-- GOAL OF THE EXERCISE --
Reproduce the lines of the material exactly, excluding every image.

----- LISTING

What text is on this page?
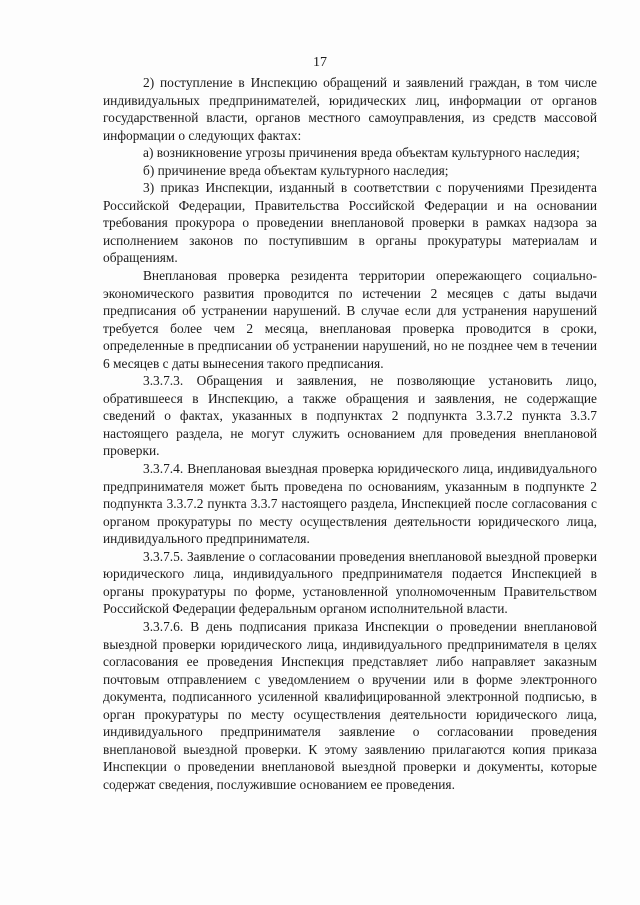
17

2) поступление в Инспекцию обращений и заявлений граждан, в том числе индивидуальных предпринимателей, юридических лиц, информации от органов государственной власти, органов местного самоуправления, из средств массовой информации о следующих фактах:

а) возникновение угрозы причинения вреда объектам культурного наследия;

б) причинение вреда объектам культурного наследия;

3) приказ Инспекции, изданный в соответствии с поручениями Президента Российской Федерации, Правительства Российской Федерации и на основании требования прокурора о проведении внеплановой проверки в рамках надзора за исполнением законов по поступившим в органы прокуратуры материалам и обращениям.

Внеплановая проверка резидента территории опережающего социально-экономического развития проводится по истечении 2 месяцев с даты выдачи предписания об устранении нарушений. В случае если для устранения нарушений требуется более чем 2 месяца, внеплановая проверка проводится в сроки, определенные в предписании об устранении нарушений, но не позднее чем в течении 6 месяцев с даты вынесения такого предписания.

3.3.7.3. Обращения и заявления, не позволяющие установить лицо, обратившееся в Инспекцию, а также обращения и заявления, не содержащие сведений о фактах, указанных в подпунктах 2 подпункта 3.3.7.2 пункта 3.3.7 настоящего раздела, не могут служить основанием для проведения внеплановой проверки.

3.3.7.4. Внеплановая выездная проверка юридического лица, индивидуального предпринимателя может быть проведена по основаниям, указанным в подпункте 2 подпункта 3.3.7.2 пункта 3.3.7 настоящего раздела, Инспекцией после согласования с органом прокуратуры по месту осуществления деятельности юридического лица, индивидуального предпринимателя.

3.3.7.5. Заявление о согласовании проведения внеплановой выездной проверки юридического лица, индивидуального предпринимателя подается Инспекцией в органы прокуратуры по форме, установленной уполномоченным Правительством Российской Федерации федеральным органом исполнительной власти.

3.3.7.6. В день подписания приказа Инспекции о проведении внеплановой выездной проверки юридического лица, индивидуального предпринимателя в целях согласования ее проведения Инспекция представляет либо направляет заказным почтовым отправлением с уведомлением о вручении или в форме электронного документа, подписанного усиленной квалифицированной электронной подписью, в орган прокуратуры по месту осуществления деятельности юридического лица, индивидуального предпринимателя заявление о согласовании проведения внеплановой выездной проверки. К этому заявлению прилагаются копия приказа Инспекции о проведении внеплановой выездной проверки и документы, которые содержат сведения, послужившие основанием ее проведения.
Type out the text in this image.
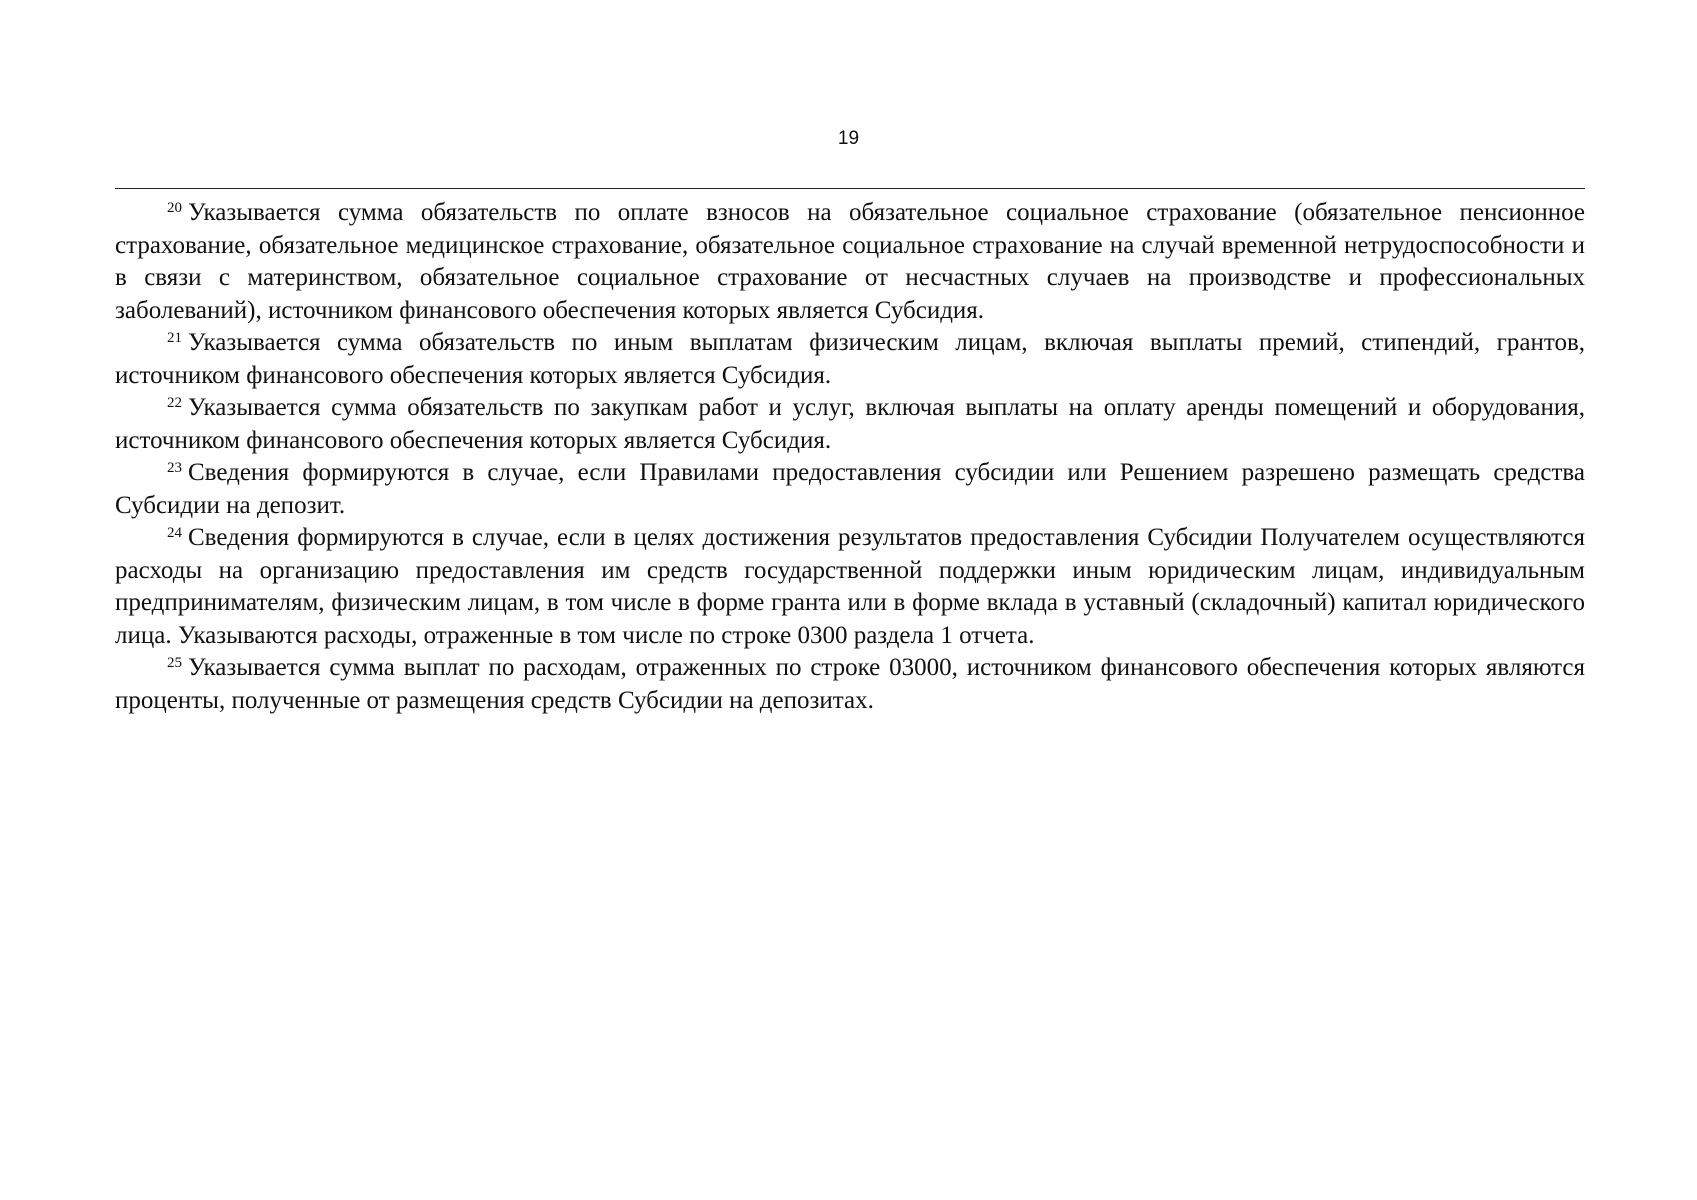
19

$^{20}$ Указывается сумма обязательств по оплате взносов на обязательное социальное страхование (обязательное пенсионное страхование, обязательное медицинское страхование, обязательное социальное страхование на случай временной нетрудоспособности и в связи с материнством, обязательное социальное страхование от несчастных случаев на производстве и профессиональных заболеваний), источником финансового обеспечения которых является Субсидия.

$^{21}$ Указывается сумма обязательств по иным выплатам физическим лицам, включая выплаты премий, стипендий, грантов, источником финансового обеспечения которых является Субсидия.

$^{22}$ Указывается сумма обязательств по закупкам работ и услуг, включая выплаты на оплату аренды помещений и оборудования, источником финансового обеспечения которых является Субсидия.

$^{23}$ Сведения формируются в случае, если Правилами предоставления субсидии или Решением разрешено размещать средства Субсидии на депозит.

$^{24}$ Сведения формируются в случае, если в целях достижения результатов предоставления Субсидии Получателем осуществляются расходы на организацию предоставления им средств государственной поддержки иным юридическим лицам, индивидуальным предпринимателям, физическим лицам, в том числе в форме гранта или в форме вклада в уставный (складочный) капитал юридического лица. Указываются расходы, отраженные в том числе по строке 0300 раздела 1 отчета.

$^{25}$ Указывается сумма выплат по расходам, отраженных по строке 03000, источником финансового обеспечения которых являются проценты, полученные от размещения средств Субсидии на депозитах.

----------

-- EXPECTED ANSWER --
What text is on this page?
17

2) поступление в Инспекцию обращений и заявлений граждан, в том числе индивидуальных предпринимателей, юридических лиц, информации от органов государственной власти, органов местного самоуправления, из средств массовой информации о следующих фактах:

а) возникновение угрозы причинения вреда объектам культурного наследия;

б) причинение вреда объектам культурного наследия;

3) приказ Инспекции, изданный в соответствии с поручениями Президента Российской Федерации, Правительства Российской Федерации и на основании требования прокурора о проведении внеплановой проверки в рамках надзора за исполнением законов по поступившим в органы прокуратуры материалам и обращениям.

Внеплановая проверка резидента территории опережающего социально-экономического развития проводится по истечении 2 месяцев с даты выдачи предписания об устранении нарушений. В случае если для устранения нарушений требуется более чем 2 месяца, внеплановая проверка проводится в сроки, определенные в предписании об устранении нарушений, но не позднее чем в течении 6 месяцев с даты вынесения такого предписания.

3.3.7.3. Обращения и заявления, не позволяющие установить лицо, обратившееся в Инспекцию, а также обращения и заявления, не содержащие сведений о фактах, указанных в подпунктах 2 подпункта 3.3.7.2 пункта 3.3.7 настоящего раздела, не могут служить основанием для проведения внеплановой проверки.

3.3.7.4. Внеплановая выездная проверка юридического лица, индивидуального предпринимателя может быть проведена по основаниям, указанным в подпункте 2 подпункта 3.3.7.2 пункта 3.3.7 настоящего раздела, Инспекцией после согласования с органом прокуратуры по месту осуществления деятельности юридического лица, индивидуального предпринимателя.

3.3.7.5. Заявление о согласовании проведения внеплановой выездной проверки юридического лица, индивидуального предпринимателя подается Инспекцией в органы прокуратуры по форме, установленной уполномоченным Правительством Российской Федерации федеральным органом исполнительной власти.

3.3.7.6. В день подписания приказа Инспекции о проведении внеплановой выездной проверки юридического лица, индивидуального предпринимателя в целях согласования ее проведения Инспекция представляет либо направляет заказным почтовым отправлением с уведомлением о вручении или в форме электронного документа, подписанного усиленной квалифицированной электронной подписью, в орган прокуратуры по месту осуществления деятельности юридического лица, индивидуального предпринимателя заявление о согласовании проведения внеплановой выездной проверки. К этому заявлению прилагаются копия приказа Инспекции о проведении внеплановой выездной проверки и документы, которые содержат сведения, послужившие основанием ее проведения.
Type out the text in this image.
19

$^{20}$ Указывается сумма обязательств по оплате взносов на обязательное социальное страхование (обязательное пенсионное страхование, обязательное медицинское страхование, обязательное социальное страхование на случай временной нетрудоспособности и в связи с материнством, обязательное социальное страхование от несчастных случаев на производстве и профессиональных заболеваний), источником финансового обеспечения которых является Субсидия.

$^{21}$ Указывается сумма обязательств по иным выплатам физическим лицам, включая выплаты премий, стипендий, грантов, источником финансового обеспечения которых является Субсидия.

$^{22}$ Указывается сумма обязательств по закупкам работ и услуг, включая выплаты на оплату аренды помещений и оборудования, источником финансового обеспечения которых является Субсидия.

$^{23}$ Сведения формируются в случае, если Правилами предоставления субсидии или Решением разрешено размещать средства Субсидии на депозит.

$^{24}$ Сведения формируются в случае, если в целях достижения результатов предоставления Субсидии Получателем осуществляются расходы на организацию предоставления им средств государственной поддержки иным юридическим лицам, индивидуальным предпринимателям, физическим лицам, в том числе в форме гранта или в форме вклада в уставный (складочный) капитал юридического лица. Указываются расходы, отраженные в том числе по строке 0300 раздела 1 отчета.

$^{25}$ Указывается сумма выплат по расходам, отраженных по строке 03000, источником финансового обеспечения которых являются проценты, полученные от размещения средств Субсидии на депозитах.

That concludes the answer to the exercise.